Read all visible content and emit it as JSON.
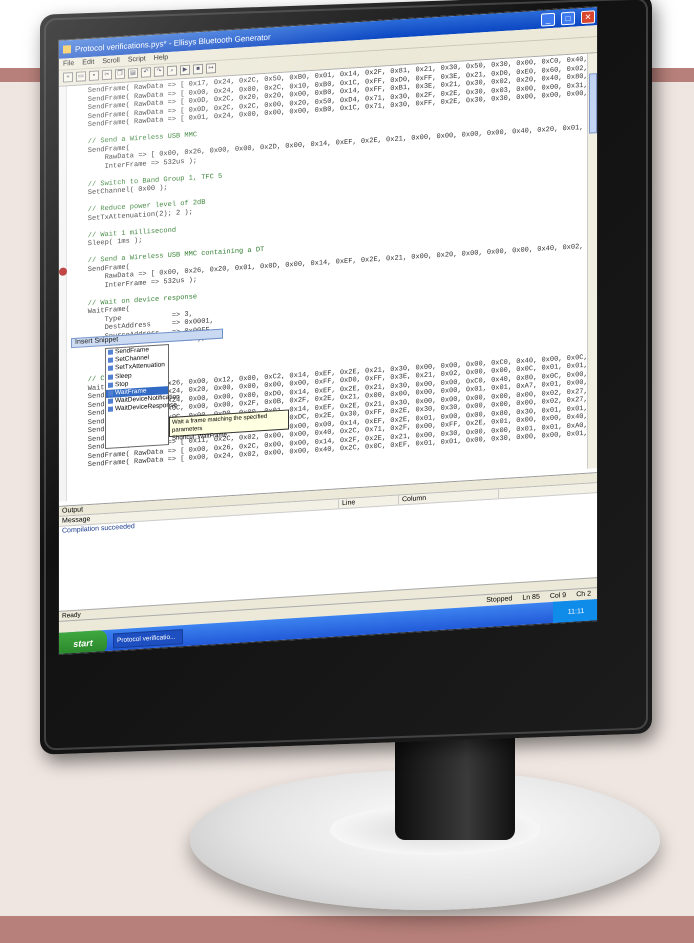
{
  "window": {
    "title": "Protocol verifications.pys* - Ellisys Bluetooth Generator",
    "min_symbol": "_",
    "max_symbol": "□",
    "close_symbol": "✕"
  },
  "menu": [
    "File",
    "Edit",
    "Scroll",
    "Script",
    "Help"
  ],
  "toolbar_icons": [
    "new-icon",
    "open-icon",
    "save-icon",
    "cut-icon",
    "copy-icon",
    "paste-icon",
    "undo-icon",
    "redo-icon",
    "find-icon",
    "run-icon",
    "stop-icon",
    "step-icon"
  ],
  "code_lines": [
    "    SendFrame( RawData => [ 0x17, 0x24, 0x2C, 0x50, 0xB0, 0x01, 0x14, 0x2F, 0x81, 0x21, 0x30, 0x50, 0x30, 0x00, 0xC0, 0x40, 0x00, 0x00, 0x00, 0xC0,",
    "    SendFrame( RawData => [ 0x00, 0x24, 0x00, 0x2C, 0x10, 0xB0, 0x1C, 0xFF, 0xD0, 0xFF, 0x3E, 0x21, 0xD0, 0xE0, 0x60, 0x02, 0x01, 0x01, 0xA7, 0x02, 0x00,",
    "    SendFrame( RawData => [ 0x0D, 0x2C, 0x20, 0x20, 0x00, 0xB0, 0x14, 0xFF, 0xB1, 0x3E, 0x21, 0x30, 0x02, 0x20, 0x40, 0x80, 0x00, 0x02, 0x27, 0x00,",
    "    SendFrame( RawData => [ 0x0D, 0x2C, 0x2C, 0x00, 0x20, 0x50, 0xD4, 0x71, 0x30, 0x2F, 0x2E, 0x30, 0x03, 0x00, 0x00, 0x31, 0x01, 0x5C, 0x02, 0x00,",
    "    SendFrame( RawData => [ 0x01, 0x24, 0x00, 0x00, 0x00, 0xB0, 0x1C, 0x71, 0x30, 0xFF, 0x2E, 0x30, 0x30, 0x00, 0x00, 0x00,",
    "",
    "    // Send a Wireless USB MMC",
    "    SendFrame(",
    "        RawData => [ 0x00, 0x26, 0x00, 0x00, 0x2D, 0x00, 0x14, 0xEF, 0x2E, 0x21, 0x00, 0x00, 0x00, 0x00, 0x40, 0x20, 0x01, 0x0C, 0x00, 0x0C, 0x2F, C",
    "        InterFrame => 532us );",
    "",
    "    // Switch to Band Group 1, TFC 5",
    "    SetChannel( 0x00 );",
    "",
    "    // Reduce power level of 2dB",
    "    SetTxAttenuation(2); 2 );",
    "",
    "    // Wait 1 millisecond",
    "    Sleep( 1ms );",
    "",
    "    // Send a Wireless USB MMC containing a DT",
    "    SendFrame(",
    "        RawData => [ 0x00, 0x26, 0x20, 0x01, 0x0D, 0x00, 0x14, 0xEF, 0x2E, 0x21, 0x00, 0x20, 0x00, 0x00, 0x00, 0x40, 0x02, 0x0C, 0x00, 0x0C, 0x5E, C",
    "        InterFrame => 532us );",
    "",
    "    // Wait on device response",
    "    WaitFrame(",
    "        Type            => 3,",
    "        DestAddress     => 0x0001,",
    "        SourceAddress   => 0x00FF,",
    "        Timeout         => 1s );",
    "",
    "",
    "",
    "    // Cond",
    "    WaitFrame         0x26, 0x00, 0x12, 0x00, 0xC2, 0x14, 0xEF, 0x2E, 0x21, 0x30, 0x00, 0x00, 0x00, 0xC0, 0x40, 0x00, 0x0C, 0x00, 0x00,",
    "    SendFrame         0x24, 0x20, 0x00, 0x00, 0x00, 0x00, 0xFF, 0xD0, 0xFF, 0x3E, 0x21, 0x02, 0x00, 0x00, 0x0C, 0x01, 0x01, 0xA7, 0x02, 0x00,",
    "    SendFrame         0x24, 0x00, 0x00, 0x00, 0xD0, 0x14, 0xEF, 0x2E, 0x21, 0x30, 0x00, 0x00, 0xC0, 0x40, 0x80, 0x0C, 0x00, 0x00, 0x00,",
    "    SendFrame         0x0C, 0x00, 0x00, 0x2F, 0x0B, 0x2F, 0x2E, 0x21, 0x00, 0x00, 0x00, 0x00, 0x01, 0x01, 0xA7, 0x01, 0x00,",
    "    SendFrame         0x0C, 0x00, 0xD0, 0x00, 0x01, 0x14, 0xEF, 0x2E, 0x21, 0x30, 0x00, 0x00, 0x00, 0x00, 0x00, 0x02, 0x27, 0x00,",
    "    SendFrame         0x26, 0x00, 0x02, 0x00, 0x00, 0xDC, 0x2E, 0x30, 0xFF, 0x2E, 0x30, 0x30, 0x00, 0x00, 0x00, 0x02, 0x27, 0x00,",
    "    SendFrame( RawData => [ 0x00, 0x26, 0x20, 0x00, 0x00, 0x00, 0x14, 0xEF, 0x2E, 0x01, 0x00, 0x00, 0x80, 0x30, 0x01, 0x01, 0x02, 0x00, 0x00,",
    "    SendFrame( RawData => [ 0x11, 0x2C, 0x02, 0x00, 0x00, 0x40, 0x2C, 0x71, 0x2F, 0x00, 0xFF, 0x2E, 0x01, 0x00, 0x00, 0x40, 0x00, 0x00, 0x00,",
    "    SendFrame( RawData => [ 0x00, 0x26, 0x2C, 0x00, 0x00, 0x14, 0x2F, 0x2E, 0x21, 0x00, 0x30, 0x00, 0x00, 0x01, 0x01, 0xA0, 0x02, 0x00,",
    "    SendFrame( RawData => [ 0x00, 0x24, 0x02, 0x00, 0x00, 0x40, 0x2C, 0x0C, 0xEF, 0x01, 0x01, 0x00, 0x30, 0x00, 0x00, 0x01, 0x01, 0xA7, 0x02, 0x00,"
  ],
  "snippet": {
    "header": "Insert Snippet",
    "items": [
      "SendFrame",
      "SetChannel",
      "SetTxAttenuation",
      "Sleep",
      "Stop",
      "WaitFrame",
      "WaitDeviceNotification",
      "WaitDeviceResponse"
    ],
    "selected": "WaitFrame",
    "tooltip_line1": "Wait a frame matching the specified parameters",
    "tooltip_line2": "Shortcut: WaitFrame"
  },
  "output": {
    "header": "Output",
    "columns": [
      "Message",
      "Line",
      "Column"
    ],
    "message": "Compilation succeeded"
  },
  "ready_text": "Ready",
  "status": {
    "state": "Stopped",
    "line": "Ln 85",
    "col": "Col 9",
    "ch": "Ch 2"
  },
  "taskbar": {
    "start": "start",
    "task": "Protocol verificatio...",
    "clock": "11:11"
  }
}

* **Given exercise**
Omit every picture while copying the listing above exactly.

* **Solution for this task**
Read all visible content and emit it as JSON.
{
  "window": {
    "title": "Protocol verifications.pys* - Ellisys Bluetooth Generator",
    "min_symbol": "_",
    "max_symbol": "□",
    "close_symbol": "✕"
  },
  "menu": [
    "File",
    "Edit",
    "Scroll",
    "Script",
    "Help"
  ],
  "toolbar_icons": [
    "new-icon",
    "open-icon",
    "save-icon",
    "cut-icon",
    "copy-icon",
    "paste-icon",
    "undo-icon",
    "redo-icon",
    "find-icon",
    "run-icon",
    "stop-icon",
    "step-icon"
  ],
  "code_lines": [
    "    SendFrame( RawData => [ 0x17, 0x24, 0x2C, 0x50, 0xB0, 0x01, 0x14, 0x2F, 0x81, 0x21, 0x30, 0x50, 0x30, 0x00, 0xC0, 0x40, 0x00, 0x00, 0x00, 0xC0,",
    "    SendFrame( RawData => [ 0x00, 0x24, 0x00, 0x2C, 0x10, 0xB0, 0x1C, 0xFF, 0xD0, 0xFF, 0x3E, 0x21, 0xD0, 0xE0, 0x60, 0x02, 0x01, 0x01, 0xA7, 0x02, 0x00,",
    "    SendFrame( RawData => [ 0x0D, 0x2C, 0x20, 0x20, 0x00, 0xB0, 0x14, 0xFF, 0xB1, 0x3E, 0x21, 0x30, 0x02, 0x20, 0x40, 0x80, 0x00, 0x02, 0x27, 0x00,",
    "    SendFrame( RawData => [ 0x0D, 0x2C, 0x2C, 0x00, 0x20, 0x50, 0xD4, 0x71, 0x30, 0x2F, 0x2E, 0x30, 0x03, 0x00, 0x00, 0x31, 0x01, 0x5C, 0x02, 0x00,",
    "    SendFrame( RawData => [ 0x01, 0x24, 0x00, 0x00, 0x00, 0xB0, 0x1C, 0x71, 0x30, 0xFF, 0x2E, 0x30, 0x30, 0x00, 0x00, 0x00,",
    "",
    "    // Send a Wireless USB MMC",
    "    SendFrame(",
    "        RawData => [ 0x00, 0x26, 0x00, 0x00, 0x2D, 0x00, 0x14, 0xEF, 0x2E, 0x21, 0x00, 0x00, 0x00, 0x00, 0x40, 0x20, 0x01, 0x0C, 0x00, 0x0C, 0x2F, C",
    "        InterFrame => 532us );",
    "",
    "    // Switch to Band Group 1, TFC 5",
    "    SetChannel( 0x00 );",
    "",
    "    // Reduce power level of 2dB",
    "    SetTxAttenuation(2); 2 );",
    "",
    "    // Wait 1 millisecond",
    "    Sleep( 1ms );",
    "",
    "    // Send a Wireless USB MMC containing a DT",
    "    SendFrame(",
    "        RawData => [ 0x00, 0x26, 0x20, 0x01, 0x0D, 0x00, 0x14, 0xEF, 0x2E, 0x21, 0x00, 0x20, 0x00, 0x00, 0x00, 0x40, 0x02, 0x0C, 0x00, 0x0C, 0x5E, C",
    "        InterFrame => 532us );",
    "",
    "    // Wait on device response",
    "    WaitFrame(",
    "        Type            => 3,",
    "        DestAddress     => 0x0001,",
    "        SourceAddress   => 0x00FF,",
    "        Timeout         => 1s );",
    "",
    "",
    "",
    "    // Cond",
    "    WaitFrame         0x26, 0x00, 0x12, 0x00, 0xC2, 0x14, 0xEF, 0x2E, 0x21, 0x30, 0x00, 0x00, 0x00, 0xC0, 0x40, 0x00, 0x0C, 0x00, 0x00,",
    "    SendFrame         0x24, 0x20, 0x00, 0x00, 0x00, 0x00, 0xFF, 0xD0, 0xFF, 0x3E, 0x21, 0x02, 0x00, 0x00, 0x0C, 0x01, 0x01, 0xA7, 0x02, 0x00,",
    "    SendFrame         0x24, 0x00, 0x00, 0x00, 0xD0, 0x14, 0xEF, 0x2E, 0x21, 0x30, 0x00, 0x00, 0xC0, 0x40, 0x80, 0x0C, 0x00, 0x00, 0x00,",
    "    SendFrame         0x0C, 0x00, 0x00, 0x2F, 0x0B, 0x2F, 0x2E, 0x21, 0x00, 0x00, 0x00, 0x00, 0x01, 0x01, 0xA7, 0x01, 0x00,",
    "    SendFrame         0x0C, 0x00, 0xD0, 0x00, 0x01, 0x14, 0xEF, 0x2E, 0x21, 0x30, 0x00, 0x00, 0x00, 0x00, 0x00, 0x02, 0x27, 0x00,",
    "    SendFrame         0x26, 0x00, 0x02, 0x00, 0x00, 0xDC, 0x2E, 0x30, 0xFF, 0x2E, 0x30, 0x30, 0x00, 0x00, 0x00, 0x02, 0x27, 0x00,",
    "    SendFrame( RawData => [ 0x00, 0x26, 0x20, 0x00, 0x00, 0x00, 0x14, 0xEF, 0x2E, 0x01, 0x00, 0x00, 0x80, 0x30, 0x01, 0x01, 0x02, 0x00, 0x00,",
    "    SendFrame( RawData => [ 0x11, 0x2C, 0x02, 0x00, 0x00, 0x40, 0x2C, 0x71, 0x2F, 0x00, 0xFF, 0x2E, 0x01, 0x00, 0x00, 0x40, 0x00, 0x00, 0x00,",
    "    SendFrame( RawData => [ 0x00, 0x26, 0x2C, 0x00, 0x00, 0x14, 0x2F, 0x2E, 0x21, 0x00, 0x30, 0x00, 0x00, 0x01, 0x01, 0xA0, 0x02, 0x00,",
    "    SendFrame( RawData => [ 0x00, 0x24, 0x02, 0x00, 0x00, 0x40, 0x2C, 0x0C, 0xEF, 0x01, 0x01, 0x00, 0x30, 0x00, 0x00, 0x01, 0x01, 0xA7, 0x02, 0x00,"
  ],
  "snippet": {
    "header": "Insert Snippet",
    "items": [
      "SendFrame",
      "SetChannel",
      "SetTxAttenuation",
      "Sleep",
      "Stop",
      "WaitFrame",
      "WaitDeviceNotification",
      "WaitDeviceResponse"
    ],
    "selected": "WaitFrame",
    "tooltip_line1": "Wait a frame matching the specified parameters",
    "tooltip_line2": "Shortcut: WaitFrame"
  },
  "output": {
    "header": "Output",
    "columns": [
      "Message",
      "Line",
      "Column"
    ],
    "message": "Compilation succeeded"
  },
  "ready_text": "Ready",
  "status": {
    "state": "Stopped",
    "line": "Ln 85",
    "col": "Col 9",
    "ch": "Ch 2"
  },
  "taskbar": {
    "start": "start",
    "task": "Protocol verificatio...",
    "clock": "11:11"
  }
}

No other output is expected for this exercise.